■ Collected data ■
-.-.-

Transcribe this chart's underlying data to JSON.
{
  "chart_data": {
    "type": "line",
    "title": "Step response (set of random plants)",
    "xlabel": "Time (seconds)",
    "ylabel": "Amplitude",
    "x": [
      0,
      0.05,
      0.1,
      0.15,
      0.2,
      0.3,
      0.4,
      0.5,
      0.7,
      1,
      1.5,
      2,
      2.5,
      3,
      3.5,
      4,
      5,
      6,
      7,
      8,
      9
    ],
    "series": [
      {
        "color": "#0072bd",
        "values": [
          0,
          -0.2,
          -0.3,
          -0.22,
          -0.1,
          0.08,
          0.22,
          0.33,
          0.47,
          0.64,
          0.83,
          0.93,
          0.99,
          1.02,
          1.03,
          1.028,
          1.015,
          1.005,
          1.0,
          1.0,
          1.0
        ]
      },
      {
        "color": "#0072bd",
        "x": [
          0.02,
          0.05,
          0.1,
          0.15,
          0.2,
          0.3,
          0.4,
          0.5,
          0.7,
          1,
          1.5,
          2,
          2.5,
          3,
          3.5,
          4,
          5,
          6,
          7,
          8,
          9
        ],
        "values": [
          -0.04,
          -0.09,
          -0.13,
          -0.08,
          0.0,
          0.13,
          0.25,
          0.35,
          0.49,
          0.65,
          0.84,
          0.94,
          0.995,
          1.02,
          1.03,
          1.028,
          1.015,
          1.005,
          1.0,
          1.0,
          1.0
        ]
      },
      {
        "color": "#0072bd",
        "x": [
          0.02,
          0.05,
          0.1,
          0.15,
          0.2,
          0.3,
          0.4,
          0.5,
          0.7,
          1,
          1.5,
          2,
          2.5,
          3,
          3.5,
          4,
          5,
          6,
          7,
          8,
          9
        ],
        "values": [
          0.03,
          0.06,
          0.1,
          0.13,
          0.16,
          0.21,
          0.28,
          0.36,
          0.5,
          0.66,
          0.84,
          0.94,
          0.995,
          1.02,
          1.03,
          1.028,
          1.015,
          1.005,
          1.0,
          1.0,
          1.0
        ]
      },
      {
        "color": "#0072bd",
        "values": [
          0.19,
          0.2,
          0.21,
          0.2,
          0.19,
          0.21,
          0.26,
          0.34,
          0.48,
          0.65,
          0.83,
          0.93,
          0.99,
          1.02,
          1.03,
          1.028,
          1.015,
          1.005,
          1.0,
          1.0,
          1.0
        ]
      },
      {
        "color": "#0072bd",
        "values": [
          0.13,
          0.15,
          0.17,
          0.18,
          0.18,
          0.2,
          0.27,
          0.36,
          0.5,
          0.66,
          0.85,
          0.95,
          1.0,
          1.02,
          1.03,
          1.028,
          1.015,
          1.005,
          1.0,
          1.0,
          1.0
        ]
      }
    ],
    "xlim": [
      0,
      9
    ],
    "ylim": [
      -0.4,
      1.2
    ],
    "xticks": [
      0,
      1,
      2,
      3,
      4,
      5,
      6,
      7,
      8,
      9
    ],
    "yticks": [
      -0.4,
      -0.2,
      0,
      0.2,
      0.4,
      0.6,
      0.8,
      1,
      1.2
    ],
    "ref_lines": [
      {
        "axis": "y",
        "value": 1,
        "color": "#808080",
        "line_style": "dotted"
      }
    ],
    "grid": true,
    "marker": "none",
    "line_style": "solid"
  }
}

-.-.-

■ EXERCISE DESCRIPTION ■
Print all of the entries exactly as they appear.

■ CORRECT OUTPUT ■
Transcribe this chart's underlying data to JSON.
{
  "chart_data": {
    "type": "line",
    "title": "Step response (set of random plants)",
    "xlabel": "Time (seconds)",
    "ylabel": "Amplitude",
    "x": [
      0,
      0.05,
      0.1,
      0.15,
      0.2,
      0.3,
      0.4,
      0.5,
      0.7,
      1,
      1.5,
      2,
      2.5,
      3,
      3.5,
      4,
      5,
      6,
      7,
      8,
      9
    ],
    "series": [
      {
        "color": "#0072bd",
        "values": [
          0,
          -0.2,
          -0.3,
          -0.22,
          -0.1,
          0.08,
          0.22,
          0.33,
          0.47,
          0.64,
          0.83,
          0.93,
          0.99,
          1.02,
          1.03,
          1.028,
          1.015,
          1.005,
          1.0,
          1.0,
          1.0
        ]
      },
      {
        "color": "#0072bd",
        "x": [
          0.02,
          0.05,
          0.1,
          0.15,
          0.2,
          0.3,
          0.4,
          0.5,
          0.7,
          1,
          1.5,
          2,
          2.5,
          3,
          3.5,
          4,
          5,
          6,
          7,
          8,
          9
        ],
        "values": [
          -0.04,
          -0.09,
          -0.13,
          -0.08,
          0.0,
          0.13,
          0.25,
          0.35,
          0.49,
          0.65,
          0.84,
          0.94,
          0.995,
          1.02,
          1.03,
          1.028,
          1.015,
          1.005,
          1.0,
          1.0,
          1.0
        ]
      },
      {
        "color": "#0072bd",
        "x": [
          0.02,
          0.05,
          0.1,
          0.15,
          0.2,
          0.3,
          0.4,
          0.5,
          0.7,
          1,
          1.5,
          2,
          2.5,
          3,
          3.5,
          4,
          5,
          6,
          7,
          8,
          9
        ],
        "values": [
          0.03,
          0.06,
          0.1,
          0.13,
          0.16,
          0.21,
          0.28,
          0.36,
          0.5,
          0.66,
          0.84,
          0.94,
          0.995,
          1.02,
          1.03,
          1.028,
          1.015,
          1.005,
          1.0,
          1.0,
          1.0
        ]
      },
      {
        "color": "#0072bd",
        "values": [
          0.19,
          0.2,
          0.21,
          0.2,
          0.19,
          0.21,
          0.26,
          0.34,
          0.48,
          0.65,
          0.83,
          0.93,
          0.99,
          1.02,
          1.03,
          1.028,
          1.015,
          1.005,
          1.0,
          1.0,
          1.0
        ]
      },
      {
        "color": "#0072bd",
        "values": [
          0.13,
          0.15,
          0.17,
          0.18,
          0.18,
          0.2,
          0.27,
          0.36,
          0.5,
          0.66,
          0.85,
          0.95,
          1.0,
          1.02,
          1.03,
          1.028,
          1.015,
          1.005,
          1.0,
          1.0,
          1.0
        ]
      }
    ],
    "xlim": [
      0,
      9
    ],
    "ylim": [
      -0.4,
      1.2
    ],
    "xticks": [
      0,
      1,
      2,
      3,
      4,
      5,
      6,
      7,
      8,
      9
    ],
    "yticks": [
      -0.4,
      -0.2,
      0,
      0.2,
      0.4,
      0.6,
      0.8,
      1,
      1.2
    ],
    "ref_lines": [
      {
        "axis": "y",
        "value": 1,
        "color": "#808080",
        "line_style": "dotted"
      }
    ],
    "grid": true,
    "marker": "none",
    "line_style": "solid"
  }
}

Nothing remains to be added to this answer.